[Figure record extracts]
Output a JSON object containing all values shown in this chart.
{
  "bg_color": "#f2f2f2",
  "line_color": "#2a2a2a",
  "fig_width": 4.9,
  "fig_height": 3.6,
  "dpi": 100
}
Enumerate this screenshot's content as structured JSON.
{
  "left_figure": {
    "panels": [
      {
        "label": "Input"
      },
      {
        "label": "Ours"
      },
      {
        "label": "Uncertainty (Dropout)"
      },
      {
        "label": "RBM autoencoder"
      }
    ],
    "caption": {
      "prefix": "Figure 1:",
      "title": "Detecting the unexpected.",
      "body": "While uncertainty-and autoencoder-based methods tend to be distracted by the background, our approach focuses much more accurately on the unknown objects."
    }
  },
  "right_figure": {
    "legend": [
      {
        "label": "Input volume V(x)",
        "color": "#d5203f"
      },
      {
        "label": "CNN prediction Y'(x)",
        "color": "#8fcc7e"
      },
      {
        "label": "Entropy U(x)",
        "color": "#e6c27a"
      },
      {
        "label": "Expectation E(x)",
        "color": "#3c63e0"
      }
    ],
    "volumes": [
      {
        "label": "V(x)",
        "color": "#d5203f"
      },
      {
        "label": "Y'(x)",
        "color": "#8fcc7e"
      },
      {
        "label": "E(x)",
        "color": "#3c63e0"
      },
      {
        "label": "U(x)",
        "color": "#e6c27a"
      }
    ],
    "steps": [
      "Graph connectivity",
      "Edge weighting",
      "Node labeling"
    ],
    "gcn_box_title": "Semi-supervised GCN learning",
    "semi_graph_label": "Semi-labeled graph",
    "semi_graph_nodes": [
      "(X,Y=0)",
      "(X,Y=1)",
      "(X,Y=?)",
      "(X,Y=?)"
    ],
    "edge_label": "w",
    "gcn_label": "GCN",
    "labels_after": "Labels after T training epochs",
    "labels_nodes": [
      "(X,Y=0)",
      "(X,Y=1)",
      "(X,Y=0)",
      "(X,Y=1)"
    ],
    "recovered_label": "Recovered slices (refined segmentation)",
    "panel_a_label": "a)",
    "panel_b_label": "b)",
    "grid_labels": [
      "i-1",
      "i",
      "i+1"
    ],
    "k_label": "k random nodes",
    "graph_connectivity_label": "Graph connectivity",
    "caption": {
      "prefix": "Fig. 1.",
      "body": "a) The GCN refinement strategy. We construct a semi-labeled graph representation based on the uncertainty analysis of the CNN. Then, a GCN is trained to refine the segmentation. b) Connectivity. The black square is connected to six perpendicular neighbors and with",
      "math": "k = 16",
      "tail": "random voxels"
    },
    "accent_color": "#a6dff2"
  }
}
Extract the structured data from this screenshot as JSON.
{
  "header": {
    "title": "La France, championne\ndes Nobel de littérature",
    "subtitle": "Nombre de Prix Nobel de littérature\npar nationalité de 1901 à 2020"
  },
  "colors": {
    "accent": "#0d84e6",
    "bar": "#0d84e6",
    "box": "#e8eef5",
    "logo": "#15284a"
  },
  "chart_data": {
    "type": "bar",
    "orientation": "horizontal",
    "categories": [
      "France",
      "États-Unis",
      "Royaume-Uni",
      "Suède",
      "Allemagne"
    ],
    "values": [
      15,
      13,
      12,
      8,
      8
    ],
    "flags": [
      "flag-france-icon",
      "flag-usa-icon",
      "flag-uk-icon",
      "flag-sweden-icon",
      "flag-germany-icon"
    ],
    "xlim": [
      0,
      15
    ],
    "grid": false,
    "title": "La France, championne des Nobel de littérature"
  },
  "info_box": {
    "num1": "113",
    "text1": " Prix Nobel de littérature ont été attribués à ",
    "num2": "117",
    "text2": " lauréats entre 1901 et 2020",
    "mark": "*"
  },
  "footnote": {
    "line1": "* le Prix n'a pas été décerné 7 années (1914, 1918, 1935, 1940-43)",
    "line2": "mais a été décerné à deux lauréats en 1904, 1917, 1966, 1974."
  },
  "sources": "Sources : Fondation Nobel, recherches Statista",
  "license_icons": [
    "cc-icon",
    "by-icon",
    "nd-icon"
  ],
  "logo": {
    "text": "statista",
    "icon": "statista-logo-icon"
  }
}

__Given request__. Reproduce the full set of records precisely.

__In response__.
Output a JSON object containing all values shown in this chart.
{
  "bg_color": "#f2f2f2",
  "line_color": "#2a2a2a",
  "fig_width": 4.9,
  "fig_height": 3.6,
  "dpi": 100
}
Enumerate this screenshot's content as structured JSON.
{
  "left_figure": {
    "panels": [
      {
        "label": "Input"
      },
      {
        "label": "Ours"
      },
      {
        "label": "Uncertainty (Dropout)"
      },
      {
        "label": "RBM autoencoder"
      }
    ],
    "caption": {
      "prefix": "Figure 1:",
      "title": "Detecting the unexpected.",
      "body": "While uncertainty-and autoencoder-based methods tend to be distracted by the background, our approach focuses much more accurately on the unknown objects."
    }
  },
  "right_figure": {
    "legend": [
      {
        "label": "Input volume V(x)",
        "color": "#d5203f"
      },
      {
        "label": "CNN prediction Y'(x)",
        "color": "#8fcc7e"
      },
      {
        "label": "Entropy U(x)",
        "color": "#e6c27a"
      },
      {
        "label": "Expectation E(x)",
        "color": "#3c63e0"
      }
    ],
    "volumes": [
      {
        "label": "V(x)",
        "color": "#d5203f"
      },
      {
        "label": "Y'(x)",
        "color": "#8fcc7e"
      },
      {
        "label": "E(x)",
        "color": "#3c63e0"
      },
      {
        "label": "U(x)",
        "color": "#e6c27a"
      }
    ],
    "steps": [
      "Graph connectivity",
      "Edge weighting",
      "Node labeling"
    ],
    "gcn_box_title": "Semi-supervised GCN learning",
    "semi_graph_label": "Semi-labeled graph",
    "semi_graph_nodes": [
      "(X,Y=0)",
      "(X,Y=1)",
      "(X,Y=?)",
      "(X,Y=?)"
    ],
    "edge_label": "w",
    "gcn_label": "GCN",
    "labels_after": "Labels after T training epochs",
    "labels_nodes": [
      "(X,Y=0)",
      "(X,Y=1)",
      "(X,Y=0)",
      "(X,Y=1)"
    ],
    "recovered_label": "Recovered slices (refined segmentation)",
    "panel_a_label": "a)",
    "panel_b_label": "b)",
    "grid_labels": [
      "i-1",
      "i",
      "i+1"
    ],
    "k_label": "k random nodes",
    "graph_connectivity_label": "Graph connectivity",
    "caption": {
      "prefix": "Fig. 1.",
      "body": "a) The GCN refinement strategy. We construct a semi-labeled graph representation based on the uncertainty analysis of the CNN. Then, a GCN is trained to refine the segmentation. b) Connectivity. The black square is connected to six perpendicular neighbors and with",
      "math": "k = 16",
      "tail": "random voxels"
    },
    "accent_color": "#a6dff2"
  }
}
Extract the structured data from this screenshot as JSON.
{
  "header": {
    "title": "La France, championne\ndes Nobel de littérature",
    "subtitle": "Nombre de Prix Nobel de littérature\npar nationalité de 1901 à 2020"
  },
  "colors": {
    "accent": "#0d84e6",
    "bar": "#0d84e6",
    "box": "#e8eef5",
    "logo": "#15284a"
  },
  "chart_data": {
    "type": "bar",
    "orientation": "horizontal",
    "categories": [
      "France",
      "États-Unis",
      "Royaume-Uni",
      "Suède",
      "Allemagne"
    ],
    "values": [
      15,
      13,
      12,
      8,
      8
    ],
    "flags": [
      "flag-france-icon",
      "flag-usa-icon",
      "flag-uk-icon",
      "flag-sweden-icon",
      "flag-germany-icon"
    ],
    "xlim": [
      0,
      15
    ],
    "grid": false,
    "title": "La France, championne des Nobel de littérature"
  },
  "info_box": {
    "num1": "113",
    "text1": " Prix Nobel de littérature ont été attribués à ",
    "num2": "117",
    "text2": " lauréats entre 1901 et 2020",
    "mark": "*"
  },
  "footnote": {
    "line1": "* le Prix n'a pas été décerné 7 années (1914, 1918, 1935, 1940-43)",
    "line2": "mais a été décerné à deux lauréats en 1904, 1917, 1966, 1974."
  },
  "sources": "Sources : Fondation Nobel, recherches Statista",
  "license_icons": [
    "cc-icon",
    "by-icon",
    "nd-icon"
  ],
  "logo": {
    "text": "statista",
    "icon": "statista-logo-icon"
  }
}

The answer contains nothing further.